**Task directions:** Exactly reproduce each line of the listing that follows.

########

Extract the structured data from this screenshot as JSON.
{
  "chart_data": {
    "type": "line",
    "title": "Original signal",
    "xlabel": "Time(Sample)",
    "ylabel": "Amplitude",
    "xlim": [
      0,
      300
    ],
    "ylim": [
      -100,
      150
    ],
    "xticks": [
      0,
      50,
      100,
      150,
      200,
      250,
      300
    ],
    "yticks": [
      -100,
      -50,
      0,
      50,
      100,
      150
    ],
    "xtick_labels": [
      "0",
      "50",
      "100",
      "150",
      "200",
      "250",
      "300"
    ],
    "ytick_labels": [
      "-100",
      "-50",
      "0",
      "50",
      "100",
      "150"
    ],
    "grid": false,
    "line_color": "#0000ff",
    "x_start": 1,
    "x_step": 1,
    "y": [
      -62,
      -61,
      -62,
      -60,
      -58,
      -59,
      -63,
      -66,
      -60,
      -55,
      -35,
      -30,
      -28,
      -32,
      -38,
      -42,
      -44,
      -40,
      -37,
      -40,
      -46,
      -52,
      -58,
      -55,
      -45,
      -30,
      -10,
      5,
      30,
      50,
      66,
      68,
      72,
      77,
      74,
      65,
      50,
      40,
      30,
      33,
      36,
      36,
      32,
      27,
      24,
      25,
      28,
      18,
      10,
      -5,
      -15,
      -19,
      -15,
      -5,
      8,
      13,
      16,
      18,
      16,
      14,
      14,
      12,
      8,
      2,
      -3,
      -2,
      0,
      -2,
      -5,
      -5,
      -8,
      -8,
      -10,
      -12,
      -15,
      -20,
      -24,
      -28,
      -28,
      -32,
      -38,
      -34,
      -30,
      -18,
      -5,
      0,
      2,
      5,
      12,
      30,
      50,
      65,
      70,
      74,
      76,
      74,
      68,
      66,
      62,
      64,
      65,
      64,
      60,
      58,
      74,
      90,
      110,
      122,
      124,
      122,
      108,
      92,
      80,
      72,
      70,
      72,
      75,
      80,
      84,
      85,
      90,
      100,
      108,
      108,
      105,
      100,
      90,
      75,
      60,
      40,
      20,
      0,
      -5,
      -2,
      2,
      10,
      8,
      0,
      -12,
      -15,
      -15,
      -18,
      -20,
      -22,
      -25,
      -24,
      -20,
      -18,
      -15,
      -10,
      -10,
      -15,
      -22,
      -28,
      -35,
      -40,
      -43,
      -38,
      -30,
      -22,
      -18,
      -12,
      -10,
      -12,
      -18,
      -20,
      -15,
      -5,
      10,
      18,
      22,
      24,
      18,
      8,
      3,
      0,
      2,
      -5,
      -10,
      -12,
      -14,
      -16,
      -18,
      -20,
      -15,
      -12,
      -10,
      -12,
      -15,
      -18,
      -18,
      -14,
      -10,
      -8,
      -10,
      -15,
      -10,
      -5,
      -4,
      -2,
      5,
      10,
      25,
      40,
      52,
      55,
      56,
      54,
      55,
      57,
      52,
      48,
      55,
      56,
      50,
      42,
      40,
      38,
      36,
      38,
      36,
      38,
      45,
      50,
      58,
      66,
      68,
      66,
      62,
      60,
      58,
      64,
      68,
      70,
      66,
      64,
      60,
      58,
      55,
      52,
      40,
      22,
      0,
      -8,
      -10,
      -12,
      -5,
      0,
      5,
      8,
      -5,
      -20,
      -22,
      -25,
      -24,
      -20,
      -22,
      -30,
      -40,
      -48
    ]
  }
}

########

**The response:**
Extract the structured data from this screenshot as JSON.
{
  "chart_data": {
    "type": "line",
    "title": "Original signal",
    "xlabel": "Time(Sample)",
    "ylabel": "Amplitude",
    "xlim": [
      0,
      300
    ],
    "ylim": [
      -100,
      150
    ],
    "xticks": [
      0,
      50,
      100,
      150,
      200,
      250,
      300
    ],
    "yticks": [
      -100,
      -50,
      0,
      50,
      100,
      150
    ],
    "xtick_labels": [
      "0",
      "50",
      "100",
      "150",
      "200",
      "250",
      "300"
    ],
    "ytick_labels": [
      "-100",
      "-50",
      "0",
      "50",
      "100",
      "150"
    ],
    "grid": false,
    "line_color": "#0000ff",
    "x_start": 1,
    "x_step": 1,
    "y": [
      -62,
      -61,
      -62,
      -60,
      -58,
      -59,
      -63,
      -66,
      -60,
      -55,
      -35,
      -30,
      -28,
      -32,
      -38,
      -42,
      -44,
      -40,
      -37,
      -40,
      -46,
      -52,
      -58,
      -55,
      -45,
      -30,
      -10,
      5,
      30,
      50,
      66,
      68,
      72,
      77,
      74,
      65,
      50,
      40,
      30,
      33,
      36,
      36,
      32,
      27,
      24,
      25,
      28,
      18,
      10,
      -5,
      -15,
      -19,
      -15,
      -5,
      8,
      13,
      16,
      18,
      16,
      14,
      14,
      12,
      8,
      2,
      -3,
      -2,
      0,
      -2,
      -5,
      -5,
      -8,
      -8,
      -10,
      -12,
      -15,
      -20,
      -24,
      -28,
      -28,
      -32,
      -38,
      -34,
      -30,
      -18,
      -5,
      0,
      2,
      5,
      12,
      30,
      50,
      65,
      70,
      74,
      76,
      74,
      68,
      66,
      62,
      64,
      65,
      64,
      60,
      58,
      74,
      90,
      110,
      122,
      124,
      122,
      108,
      92,
      80,
      72,
      70,
      72,
      75,
      80,
      84,
      85,
      90,
      100,
      108,
      108,
      105,
      100,
      90,
      75,
      60,
      40,
      20,
      0,
      -5,
      -2,
      2,
      10,
      8,
      0,
      -12,
      -15,
      -15,
      -18,
      -20,
      -22,
      -25,
      -24,
      -20,
      -18,
      -15,
      -10,
      -10,
      -15,
      -22,
      -28,
      -35,
      -40,
      -43,
      -38,
      -30,
      -22,
      -18,
      -12,
      -10,
      -12,
      -18,
      -20,
      -15,
      -5,
      10,
      18,
      22,
      24,
      18,
      8,
      3,
      0,
      2,
      -5,
      -10,
      -12,
      -14,
      -16,
      -18,
      -20,
      -15,
      -12,
      -10,
      -12,
      -15,
      -18,
      -18,
      -14,
      -10,
      -8,
      -10,
      -15,
      -10,
      -5,
      -4,
      -2,
      5,
      10,
      25,
      40,
      52,
      55,
      56,
      54,
      55,
      57,
      52,
      48,
      55,
      56,
      50,
      42,
      40,
      38,
      36,
      38,
      36,
      38,
      45,
      50,
      58,
      66,
      68,
      66,
      62,
      60,
      58,
      64,
      68,
      70,
      66,
      64,
      60,
      58,
      55,
      52,
      40,
      22,
      0,
      -8,
      -10,
      -12,
      -5,
      0,
      5,
      8,
      -5,
      -20,
      -22,
      -25,
      -24,
      -20,
      -22,
      -30,
      -40,
      -48
    ]
  }
}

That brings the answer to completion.